*** Opening Document text ***
Update Cell (Upsert)

await tablesService.saveCell({
  row_id: 123,
  column_id: 5,
  value: "new@email.com"
});

// Backend: POST /tables/cell
// INSERT ... ON CONFLICT ... DO UPDATE
// Automatically updates vector store

Delete Row

await tablesService.deleteRow(rowId);

// Backend: DELETE /tables/row/:rowId
// Rebuilds vector store (rebuild)

Delete Column

await tablesService.deleteColumn(columnId);

// Backend: DELETE /tables/column/:columnId
// Cascading deletion:
// 1. All relations (user_table_relations)
// 2. All cell values (user_cell_values)
// 3. Column itself

Delete Table

await tablesService.deleteTable(tableId);

// Backend: DELETE /tables/:id
// Required: req.session.userAccessLevel?.hasAccess
// Cascading deletion of all related data

2. Data Filtering

By Product

GET /tables/5/rows?product=Premium

// Backend filters rows:
filtered = rows.filter(r => r.product === 'Premium');

By Tags

GET /tables/5/rows?tags=VIP,B2B

// Backend filters rows with any of tags:
filtered = rows.filter(r => 
  r.userTags.includes('VIP') || r.userTags.includes('B2B')
*** Closing Document text ***
*** Opening Data listing ***
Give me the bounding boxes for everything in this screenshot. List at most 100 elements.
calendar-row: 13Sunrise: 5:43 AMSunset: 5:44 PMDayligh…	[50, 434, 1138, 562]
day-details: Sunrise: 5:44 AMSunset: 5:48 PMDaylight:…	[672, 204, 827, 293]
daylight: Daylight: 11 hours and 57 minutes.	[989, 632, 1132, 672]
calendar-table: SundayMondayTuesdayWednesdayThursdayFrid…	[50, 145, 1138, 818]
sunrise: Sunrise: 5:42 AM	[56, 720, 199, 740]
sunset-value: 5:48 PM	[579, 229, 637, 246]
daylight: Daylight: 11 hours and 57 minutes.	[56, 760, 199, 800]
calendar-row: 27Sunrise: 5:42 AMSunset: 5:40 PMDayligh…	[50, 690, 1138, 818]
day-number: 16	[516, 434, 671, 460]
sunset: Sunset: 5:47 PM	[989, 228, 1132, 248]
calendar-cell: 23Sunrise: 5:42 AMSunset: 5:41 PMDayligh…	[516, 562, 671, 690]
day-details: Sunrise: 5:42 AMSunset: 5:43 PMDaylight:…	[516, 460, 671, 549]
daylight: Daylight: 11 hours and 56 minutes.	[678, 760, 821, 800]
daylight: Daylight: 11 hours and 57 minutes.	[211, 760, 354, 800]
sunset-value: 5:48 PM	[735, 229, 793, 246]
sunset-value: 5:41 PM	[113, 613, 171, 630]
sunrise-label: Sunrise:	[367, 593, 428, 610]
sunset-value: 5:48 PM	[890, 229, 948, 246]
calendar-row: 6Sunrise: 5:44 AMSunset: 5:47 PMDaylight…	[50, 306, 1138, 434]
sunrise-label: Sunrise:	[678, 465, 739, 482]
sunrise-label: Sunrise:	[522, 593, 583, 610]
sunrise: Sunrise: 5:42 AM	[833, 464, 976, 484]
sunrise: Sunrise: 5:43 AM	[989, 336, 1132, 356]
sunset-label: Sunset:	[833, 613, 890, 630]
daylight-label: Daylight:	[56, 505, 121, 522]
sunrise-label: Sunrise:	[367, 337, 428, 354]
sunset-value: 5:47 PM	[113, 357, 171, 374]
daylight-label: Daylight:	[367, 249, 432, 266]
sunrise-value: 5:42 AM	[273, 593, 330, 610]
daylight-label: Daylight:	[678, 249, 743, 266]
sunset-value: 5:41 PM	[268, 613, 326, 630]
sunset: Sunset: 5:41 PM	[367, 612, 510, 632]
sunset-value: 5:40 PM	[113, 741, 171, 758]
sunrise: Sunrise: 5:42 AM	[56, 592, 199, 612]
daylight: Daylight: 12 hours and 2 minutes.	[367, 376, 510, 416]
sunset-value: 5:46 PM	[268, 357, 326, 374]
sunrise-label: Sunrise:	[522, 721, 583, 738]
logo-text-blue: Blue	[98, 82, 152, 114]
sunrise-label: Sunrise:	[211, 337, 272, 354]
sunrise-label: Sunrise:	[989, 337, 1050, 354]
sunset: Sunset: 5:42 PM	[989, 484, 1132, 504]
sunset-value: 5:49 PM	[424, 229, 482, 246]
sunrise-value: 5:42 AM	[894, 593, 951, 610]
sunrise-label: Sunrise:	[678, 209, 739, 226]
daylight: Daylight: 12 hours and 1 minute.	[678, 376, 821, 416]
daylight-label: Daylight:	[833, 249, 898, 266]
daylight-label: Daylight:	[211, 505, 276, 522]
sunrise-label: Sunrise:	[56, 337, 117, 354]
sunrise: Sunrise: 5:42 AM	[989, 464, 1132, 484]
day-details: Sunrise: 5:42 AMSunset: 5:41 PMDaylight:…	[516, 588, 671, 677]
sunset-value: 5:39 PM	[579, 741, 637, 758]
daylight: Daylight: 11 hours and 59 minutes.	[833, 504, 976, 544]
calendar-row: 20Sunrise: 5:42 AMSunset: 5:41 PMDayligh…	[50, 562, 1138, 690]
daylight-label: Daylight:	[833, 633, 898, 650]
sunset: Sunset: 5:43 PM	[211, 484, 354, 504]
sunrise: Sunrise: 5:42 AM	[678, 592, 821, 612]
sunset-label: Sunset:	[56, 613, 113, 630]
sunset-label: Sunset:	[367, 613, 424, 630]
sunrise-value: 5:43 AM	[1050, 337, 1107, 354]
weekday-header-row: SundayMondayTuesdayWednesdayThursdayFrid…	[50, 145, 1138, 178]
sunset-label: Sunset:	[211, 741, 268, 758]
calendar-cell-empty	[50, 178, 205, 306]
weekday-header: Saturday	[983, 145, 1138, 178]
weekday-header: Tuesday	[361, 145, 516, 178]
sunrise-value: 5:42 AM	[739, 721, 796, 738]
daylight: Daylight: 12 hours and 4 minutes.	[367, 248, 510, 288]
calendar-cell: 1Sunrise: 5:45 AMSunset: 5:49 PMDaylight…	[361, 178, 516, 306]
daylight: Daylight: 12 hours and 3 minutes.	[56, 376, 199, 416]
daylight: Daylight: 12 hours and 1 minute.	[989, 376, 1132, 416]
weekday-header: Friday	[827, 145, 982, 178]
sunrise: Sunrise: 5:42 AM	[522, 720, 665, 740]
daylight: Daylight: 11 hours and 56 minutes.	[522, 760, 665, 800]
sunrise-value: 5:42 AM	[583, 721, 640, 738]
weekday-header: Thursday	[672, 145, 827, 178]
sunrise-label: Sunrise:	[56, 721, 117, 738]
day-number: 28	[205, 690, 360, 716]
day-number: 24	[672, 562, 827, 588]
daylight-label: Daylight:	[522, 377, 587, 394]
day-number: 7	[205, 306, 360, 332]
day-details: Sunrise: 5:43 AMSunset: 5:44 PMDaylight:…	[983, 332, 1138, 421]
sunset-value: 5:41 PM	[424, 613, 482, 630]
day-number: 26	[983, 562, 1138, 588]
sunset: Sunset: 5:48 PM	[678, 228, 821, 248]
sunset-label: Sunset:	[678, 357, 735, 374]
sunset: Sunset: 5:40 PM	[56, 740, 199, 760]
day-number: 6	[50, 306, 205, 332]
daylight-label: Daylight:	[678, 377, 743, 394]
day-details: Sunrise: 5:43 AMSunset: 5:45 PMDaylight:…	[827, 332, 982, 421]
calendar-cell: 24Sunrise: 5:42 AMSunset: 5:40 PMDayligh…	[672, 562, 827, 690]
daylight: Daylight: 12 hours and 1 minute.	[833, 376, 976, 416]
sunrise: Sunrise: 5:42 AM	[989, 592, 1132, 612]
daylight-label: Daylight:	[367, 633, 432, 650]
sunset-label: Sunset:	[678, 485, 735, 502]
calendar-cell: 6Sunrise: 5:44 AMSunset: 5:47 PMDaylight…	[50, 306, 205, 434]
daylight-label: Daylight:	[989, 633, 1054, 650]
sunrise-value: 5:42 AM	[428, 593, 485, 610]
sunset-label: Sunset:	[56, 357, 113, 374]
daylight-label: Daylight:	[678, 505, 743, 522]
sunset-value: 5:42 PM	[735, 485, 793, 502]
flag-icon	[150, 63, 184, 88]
*** Closing Data listing ***
● **Directions**:
1. Answer these questions from the tables service documentation:
(a) Which HTTP method and path does the backend use to delete a row?
(b) In the cascading deletion for a column, what is deleted first?
(c) Which session value is required to delete a table?
2. Pick up the tables service documentation where it stops and write the next part.

● **Responses to the exercise**:
1.
(a) DELETE /tables/row/:rowId
(b) All relations (user_table_relations)
(c) req.session.userAccessLevel?.hasAccess

2.
);

By Relations

GET /tables/5/rows?relation_12=45,46

// Filter rows related to to_row_id = 45 or 46
// through column column_id = 12

By Multiselect

GET /tables/5/rows?multiselect_8=10,11,12

// All selected values must be present

3. Placeholder System

Automatic generation:

// Function: generatePlaceholder(name, existingPlaceholders)

"Customer Name"      "customer_name"
"Email"              "email"
"Email" (2nd time)   "email_1"
"123"                "column"  (fallback)
"Price-$"            "price"

Transliteration:

const cyrillicToLatinMap = {
  а: 'a', б: 'b', в: 'v', г: 'g', д: 'd',
  е: 'e', ё: 'e', ж: 'zh', з: 'z', и: 'i',
  // ... full map
};

Usage:

// API access to data via placeholder
GET /tables/5/data?fields=email,phone,customer_name

4. Row Order

// Change row order (drag-n-drop)
await tablesService.updateRowsOrder(tableId, [
  { rowId: 100, order: 0 },
  { rowId: 101, order: 1 },
  { rowId: 102, order: 2 }
]);

// Backend: PATCH /tables/:id/rows/order
// Updates "order" field for each row

5. Real-Time Updates (WebSocket)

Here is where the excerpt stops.